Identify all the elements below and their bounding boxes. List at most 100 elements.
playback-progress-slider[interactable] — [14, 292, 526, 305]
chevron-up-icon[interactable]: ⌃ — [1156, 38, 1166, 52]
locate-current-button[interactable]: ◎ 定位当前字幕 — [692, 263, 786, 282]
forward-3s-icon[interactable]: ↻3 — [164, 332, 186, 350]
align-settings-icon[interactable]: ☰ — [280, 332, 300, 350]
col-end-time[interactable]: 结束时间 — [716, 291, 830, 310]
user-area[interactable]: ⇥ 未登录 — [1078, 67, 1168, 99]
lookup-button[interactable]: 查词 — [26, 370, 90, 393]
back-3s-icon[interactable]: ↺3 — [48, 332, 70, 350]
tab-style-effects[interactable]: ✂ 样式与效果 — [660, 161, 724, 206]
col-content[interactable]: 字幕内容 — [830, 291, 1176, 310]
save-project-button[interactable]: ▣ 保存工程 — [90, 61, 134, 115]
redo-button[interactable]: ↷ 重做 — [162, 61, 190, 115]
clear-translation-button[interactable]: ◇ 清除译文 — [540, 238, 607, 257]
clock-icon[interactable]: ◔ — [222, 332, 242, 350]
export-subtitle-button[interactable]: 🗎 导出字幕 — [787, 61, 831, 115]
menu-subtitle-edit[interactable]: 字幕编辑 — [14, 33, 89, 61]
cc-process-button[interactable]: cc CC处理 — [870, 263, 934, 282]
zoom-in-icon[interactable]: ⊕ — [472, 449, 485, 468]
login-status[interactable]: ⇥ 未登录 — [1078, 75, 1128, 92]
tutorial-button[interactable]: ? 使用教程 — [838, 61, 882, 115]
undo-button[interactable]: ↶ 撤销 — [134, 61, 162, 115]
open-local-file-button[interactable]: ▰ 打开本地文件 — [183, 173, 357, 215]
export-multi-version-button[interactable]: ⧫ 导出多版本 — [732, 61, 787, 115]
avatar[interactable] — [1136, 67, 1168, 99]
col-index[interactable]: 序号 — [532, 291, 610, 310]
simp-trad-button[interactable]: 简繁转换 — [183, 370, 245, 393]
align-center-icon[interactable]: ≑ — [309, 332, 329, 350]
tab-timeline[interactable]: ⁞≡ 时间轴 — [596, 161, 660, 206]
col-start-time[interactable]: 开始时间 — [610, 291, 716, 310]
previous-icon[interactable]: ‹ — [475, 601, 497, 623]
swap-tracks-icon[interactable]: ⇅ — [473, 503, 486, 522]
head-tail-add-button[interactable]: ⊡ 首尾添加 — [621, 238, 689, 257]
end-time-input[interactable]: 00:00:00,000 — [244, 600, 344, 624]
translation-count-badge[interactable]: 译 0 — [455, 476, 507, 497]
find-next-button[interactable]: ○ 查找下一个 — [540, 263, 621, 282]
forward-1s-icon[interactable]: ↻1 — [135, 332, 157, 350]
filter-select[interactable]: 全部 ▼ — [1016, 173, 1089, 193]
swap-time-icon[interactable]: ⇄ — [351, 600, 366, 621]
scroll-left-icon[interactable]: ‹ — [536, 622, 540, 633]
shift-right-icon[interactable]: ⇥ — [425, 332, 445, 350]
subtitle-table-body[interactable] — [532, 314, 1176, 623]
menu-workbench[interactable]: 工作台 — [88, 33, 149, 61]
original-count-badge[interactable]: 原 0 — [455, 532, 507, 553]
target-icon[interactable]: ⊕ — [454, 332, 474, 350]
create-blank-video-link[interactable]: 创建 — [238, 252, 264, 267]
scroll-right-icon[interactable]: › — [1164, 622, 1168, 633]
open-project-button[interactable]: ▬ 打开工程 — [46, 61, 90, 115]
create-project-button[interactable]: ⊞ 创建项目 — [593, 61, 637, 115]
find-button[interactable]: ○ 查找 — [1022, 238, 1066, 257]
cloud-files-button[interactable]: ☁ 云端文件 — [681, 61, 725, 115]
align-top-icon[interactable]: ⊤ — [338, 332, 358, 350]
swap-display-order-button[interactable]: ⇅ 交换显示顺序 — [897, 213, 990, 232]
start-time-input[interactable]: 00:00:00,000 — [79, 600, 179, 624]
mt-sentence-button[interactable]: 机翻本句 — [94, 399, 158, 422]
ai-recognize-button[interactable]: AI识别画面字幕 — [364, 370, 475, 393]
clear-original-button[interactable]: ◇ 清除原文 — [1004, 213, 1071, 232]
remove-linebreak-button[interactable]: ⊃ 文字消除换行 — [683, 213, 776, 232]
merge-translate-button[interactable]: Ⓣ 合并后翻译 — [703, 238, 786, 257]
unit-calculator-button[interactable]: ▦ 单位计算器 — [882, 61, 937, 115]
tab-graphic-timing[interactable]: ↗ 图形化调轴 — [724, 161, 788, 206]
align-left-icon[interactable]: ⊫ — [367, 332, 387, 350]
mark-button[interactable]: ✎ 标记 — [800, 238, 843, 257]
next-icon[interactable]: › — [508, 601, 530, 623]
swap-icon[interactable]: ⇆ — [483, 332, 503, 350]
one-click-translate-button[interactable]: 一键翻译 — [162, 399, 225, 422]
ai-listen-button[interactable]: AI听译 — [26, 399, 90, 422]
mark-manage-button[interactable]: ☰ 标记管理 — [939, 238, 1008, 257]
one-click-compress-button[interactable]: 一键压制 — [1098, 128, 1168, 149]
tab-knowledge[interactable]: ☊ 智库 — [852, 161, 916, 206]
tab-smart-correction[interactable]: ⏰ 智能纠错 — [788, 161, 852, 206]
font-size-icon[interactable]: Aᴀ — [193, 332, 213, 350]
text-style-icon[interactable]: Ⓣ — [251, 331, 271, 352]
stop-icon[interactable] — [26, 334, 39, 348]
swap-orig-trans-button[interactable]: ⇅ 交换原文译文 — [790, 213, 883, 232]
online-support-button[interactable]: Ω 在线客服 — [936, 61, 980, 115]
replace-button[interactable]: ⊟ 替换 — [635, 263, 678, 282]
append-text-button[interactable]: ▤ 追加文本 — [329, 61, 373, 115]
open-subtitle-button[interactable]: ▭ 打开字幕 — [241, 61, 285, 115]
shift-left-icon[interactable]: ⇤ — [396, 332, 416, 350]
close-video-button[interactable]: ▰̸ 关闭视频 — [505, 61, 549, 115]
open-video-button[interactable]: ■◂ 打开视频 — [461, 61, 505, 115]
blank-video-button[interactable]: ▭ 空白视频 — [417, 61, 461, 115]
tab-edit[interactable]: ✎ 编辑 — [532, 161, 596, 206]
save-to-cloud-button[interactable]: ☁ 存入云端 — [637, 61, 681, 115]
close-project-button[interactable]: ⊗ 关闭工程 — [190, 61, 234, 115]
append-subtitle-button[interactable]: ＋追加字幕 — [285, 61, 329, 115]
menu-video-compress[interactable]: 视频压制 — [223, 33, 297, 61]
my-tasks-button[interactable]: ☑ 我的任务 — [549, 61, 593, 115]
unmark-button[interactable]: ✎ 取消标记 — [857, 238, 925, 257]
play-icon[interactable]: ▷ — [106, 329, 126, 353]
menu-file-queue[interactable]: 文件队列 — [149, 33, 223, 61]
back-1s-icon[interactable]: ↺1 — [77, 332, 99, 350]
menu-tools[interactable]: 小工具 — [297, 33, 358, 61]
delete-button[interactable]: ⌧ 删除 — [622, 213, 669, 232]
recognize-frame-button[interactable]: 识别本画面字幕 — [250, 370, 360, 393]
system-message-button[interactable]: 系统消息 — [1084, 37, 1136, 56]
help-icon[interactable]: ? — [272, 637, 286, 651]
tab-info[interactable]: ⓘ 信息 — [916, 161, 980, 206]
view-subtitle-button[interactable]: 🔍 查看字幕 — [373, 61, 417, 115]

* [GIVEN PROBLEM] Copy out every line of the records above word for word, leaving nothing out and changing nothing.

* [SOLUTION TO THE PROBLEM]
Identify all the elements below and their bounding boxes. List at most 100 elements.
playback-progress-slider[interactable] — [14, 292, 526, 305]
chevron-up-icon[interactable]: ⌃ — [1156, 38, 1166, 52]
locate-current-button[interactable]: ◎ 定位当前字幕 — [692, 263, 786, 282]
forward-3s-icon[interactable]: ↻3 — [164, 332, 186, 350]
align-settings-icon[interactable]: ☰ — [280, 332, 300, 350]
col-end-time[interactable]: 结束时间 — [716, 291, 830, 310]
user-area[interactable]: ⇥ 未登录 — [1078, 67, 1168, 99]
lookup-button[interactable]: 查词 — [26, 370, 90, 393]
back-3s-icon[interactable]: ↺3 — [48, 332, 70, 350]
tab-style-effects[interactable]: ✂ 样式与效果 — [660, 161, 724, 206]
col-content[interactable]: 字幕内容 — [830, 291, 1176, 310]
save-project-button[interactable]: ▣ 保存工程 — [90, 61, 134, 115]
redo-button[interactable]: ↷ 重做 — [162, 61, 190, 115]
clear-translation-button[interactable]: ◇ 清除译文 — [540, 238, 607, 257]
clock-icon[interactable]: ◔ — [222, 332, 242, 350]
export-subtitle-button[interactable]: 🗎 导出字幕 — [787, 61, 831, 115]
menu-subtitle-edit[interactable]: 字幕编辑 — [14, 33, 89, 61]
cc-process-button[interactable]: cc CC处理 — [870, 263, 934, 282]
zoom-in-icon[interactable]: ⊕ — [472, 449, 485, 468]
login-status[interactable]: ⇥ 未登录 — [1078, 75, 1128, 92]
tutorial-button[interactable]: ? 使用教程 — [838, 61, 882, 115]
undo-button[interactable]: ↶ 撤销 — [134, 61, 162, 115]
open-local-file-button[interactable]: ▰ 打开本地文件 — [183, 173, 357, 215]
export-multi-version-button[interactable]: ⧫ 导出多版本 — [732, 61, 787, 115]
avatar[interactable] — [1136, 67, 1168, 99]
col-index[interactable]: 序号 — [532, 291, 610, 310]
simp-trad-button[interactable]: 简繁转换 — [183, 370, 245, 393]
align-center-icon[interactable]: ≑ — [309, 332, 329, 350]
tab-timeline[interactable]: ⁞≡ 时间轴 — [596, 161, 660, 206]
col-start-time[interactable]: 开始时间 — [610, 291, 716, 310]
previous-icon[interactable]: ‹ — [475, 601, 497, 623]
swap-tracks-icon[interactable]: ⇅ — [473, 503, 486, 522]
head-tail-add-button[interactable]: ⊡ 首尾添加 — [621, 238, 689, 257]
end-time-input[interactable]: 00:00:00,000 — [244, 600, 344, 624]
translation-count-badge[interactable]: 译 0 — [455, 476, 507, 497]
find-next-button[interactable]: ○ 查找下一个 — [540, 263, 621, 282]
forward-1s-icon[interactable]: ↻1 — [135, 332, 157, 350]
filter-select[interactable]: 全部 ▼ — [1016, 173, 1089, 193]
swap-time-icon[interactable]: ⇄ — [351, 600, 366, 621]
scroll-left-icon[interactable]: ‹ — [536, 622, 540, 633]
shift-right-icon[interactable]: ⇥ — [425, 332, 445, 350]
subtitle-table-body[interactable] — [532, 314, 1176, 623]
menu-workbench[interactable]: 工作台 — [88, 33, 149, 61]
original-count-badge[interactable]: 原 0 — [455, 532, 507, 553]
target-icon[interactable]: ⊕ — [454, 332, 474, 350]
create-blank-video-link[interactable]: 创建 — [238, 252, 264, 267]
scroll-right-icon[interactable]: › — [1164, 622, 1168, 633]
open-project-button[interactable]: ▬ 打开工程 — [46, 61, 90, 115]
create-project-button[interactable]: ⊞ 创建项目 — [593, 61, 637, 115]
find-button[interactable]: ○ 查找 — [1022, 238, 1066, 257]
cloud-files-button[interactable]: ☁ 云端文件 — [681, 61, 725, 115]
align-top-icon[interactable]: ⊤ — [338, 332, 358, 350]
swap-display-order-button[interactable]: ⇅ 交换显示顺序 — [897, 213, 990, 232]
start-time-input[interactable]: 00:00:00,000 — [79, 600, 179, 624]
mt-sentence-button[interactable]: 机翻本句 — [94, 399, 158, 422]
ai-recognize-button[interactable]: AI识别画面字幕 — [364, 370, 475, 393]
clear-original-button[interactable]: ◇ 清除原文 — [1004, 213, 1071, 232]
remove-linebreak-button[interactable]: ⊃ 文字消除换行 — [683, 213, 776, 232]
merge-translate-button[interactable]: Ⓣ 合并后翻译 — [703, 238, 786, 257]
unit-calculator-button[interactable]: ▦ 单位计算器 — [882, 61, 937, 115]
tab-graphic-timing[interactable]: ↗ 图形化调轴 — [724, 161, 788, 206]
align-left-icon[interactable]: ⊫ — [367, 332, 387, 350]
mark-button[interactable]: ✎ 标记 — [800, 238, 843, 257]
next-icon[interactable]: › — [508, 601, 530, 623]
swap-icon[interactable]: ⇆ — [483, 332, 503, 350]
one-click-translate-button[interactable]: 一键翻译 — [162, 399, 225, 422]
ai-listen-button[interactable]: AI听译 — [26, 399, 90, 422]
mark-manage-button[interactable]: ☰ 标记管理 — [939, 238, 1008, 257]
one-click-compress-button[interactable]: 一键压制 — [1098, 128, 1168, 149]
tab-knowledge[interactable]: ☊ 智库 — [852, 161, 916, 206]
tab-smart-correction[interactable]: ⏰ 智能纠错 — [788, 161, 852, 206]
font-size-icon[interactable]: Aᴀ — [193, 332, 213, 350]
text-style-icon[interactable]: Ⓣ — [251, 331, 271, 352]
stop-icon[interactable] — [26, 334, 39, 348]
swap-orig-trans-button[interactable]: ⇅ 交换原文译文 — [790, 213, 883, 232]
online-support-button[interactable]: Ω 在线客服 — [936, 61, 980, 115]
replace-button[interactable]: ⊟ 替换 — [635, 263, 678, 282]
append-text-button[interactable]: ▤ 追加文本 — [329, 61, 373, 115]
open-subtitle-button[interactable]: ▭ 打开字幕 — [241, 61, 285, 115]
shift-left-icon[interactable]: ⇤ — [396, 332, 416, 350]
close-video-button[interactable]: ▰̸ 关闭视频 — [505, 61, 549, 115]
open-video-button[interactable]: ■◂ 打开视频 — [461, 61, 505, 115]
blank-video-button[interactable]: ▭ 空白视频 — [417, 61, 461, 115]
tab-edit[interactable]: ✎ 编辑 — [532, 161, 596, 206]
save-to-cloud-button[interactable]: ☁ 存入云端 — [637, 61, 681, 115]
close-project-button[interactable]: ⊗ 关闭工程 — [190, 61, 234, 115]
append-subtitle-button[interactable]: ＋追加字幕 — [285, 61, 329, 115]
menu-video-compress[interactable]: 视频压制 — [223, 33, 297, 61]
my-tasks-button[interactable]: ☑ 我的任务 — [549, 61, 593, 115]
unmark-button[interactable]: ✎ 取消标记 — [857, 238, 925, 257]
play-icon[interactable]: ▷ — [106, 329, 126, 353]
menu-file-queue[interactable]: 文件队列 — [149, 33, 223, 61]
back-1s-icon[interactable]: ↺1 — [77, 332, 99, 350]
menu-tools[interactable]: 小工具 — [297, 33, 358, 61]
delete-button[interactable]: ⌧ 删除 — [622, 213, 669, 232]
recognize-frame-button[interactable]: 识别本画面字幕 — [250, 370, 360, 393]
system-message-button[interactable]: 系统消息 — [1084, 37, 1136, 56]
help-icon[interactable]: ? — [272, 637, 286, 651]
tab-info[interactable]: ⓘ 信息 — [916, 161, 980, 206]
view-subtitle-button[interactable]: 🔍 查看字幕 — [373, 61, 417, 115]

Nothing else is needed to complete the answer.